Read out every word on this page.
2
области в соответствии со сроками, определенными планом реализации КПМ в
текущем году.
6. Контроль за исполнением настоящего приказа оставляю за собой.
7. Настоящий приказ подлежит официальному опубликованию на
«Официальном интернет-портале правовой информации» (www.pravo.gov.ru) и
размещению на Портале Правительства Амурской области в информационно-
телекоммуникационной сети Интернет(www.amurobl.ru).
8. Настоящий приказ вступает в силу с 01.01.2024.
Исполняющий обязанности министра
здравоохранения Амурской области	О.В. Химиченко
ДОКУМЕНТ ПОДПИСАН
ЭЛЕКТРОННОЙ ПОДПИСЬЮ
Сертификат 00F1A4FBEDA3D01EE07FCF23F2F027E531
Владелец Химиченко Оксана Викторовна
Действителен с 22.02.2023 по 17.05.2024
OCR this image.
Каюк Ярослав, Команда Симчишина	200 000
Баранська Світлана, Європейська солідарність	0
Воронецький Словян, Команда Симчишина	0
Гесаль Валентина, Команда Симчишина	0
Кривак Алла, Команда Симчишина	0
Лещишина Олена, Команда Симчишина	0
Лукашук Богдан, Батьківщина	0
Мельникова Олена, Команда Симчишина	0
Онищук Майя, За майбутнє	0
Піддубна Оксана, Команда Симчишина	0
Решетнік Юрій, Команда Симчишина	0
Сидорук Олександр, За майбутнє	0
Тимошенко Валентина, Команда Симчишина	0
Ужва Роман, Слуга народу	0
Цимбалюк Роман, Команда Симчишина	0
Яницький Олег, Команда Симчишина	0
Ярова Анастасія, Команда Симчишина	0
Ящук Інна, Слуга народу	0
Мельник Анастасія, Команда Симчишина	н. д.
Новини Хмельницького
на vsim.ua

════════════════════

* **Aim of the exercise**: Output exactly the lines between the one containing "OCR this image." and the final line above, both inclusive.

* **Problem solution**:
OCR this image.
Каюк Ярослав, Команда Симчишина	200 000
Баранська Світлана, Європейська солідарність	0
Воронецький Словян, Команда Симчишина	0
Гесаль Валентина, Команда Симчишина	0
Кривак Алла, Команда Симчишина	0
Лещишина Олена, Команда Симчишина	0
Лукашук Богдан, Батьківщина	0
Мельникова Олена, Команда Симчишина	0
Онищук Майя, За майбутнє	0
Піддубна Оксана, Команда Симчишина	0
Решетнік Юрій, Команда Симчишина	0
Сидорук Олександр, За майбутнє	0
Тимошенко Валентина, Команда Симчишина	0
Ужва Роман, Слуга народу	0
Цимбалюк Роман, Команда Симчишина	0
Яницький Олег, Команда Симчишина	0
Ярова Анастасія, Команда Симчишина	0
Ящук Інна, Слуга народу	0
Мельник Анастасія, Команда Симчишина	н. д.
Новини Хмельницького
на vsim.ua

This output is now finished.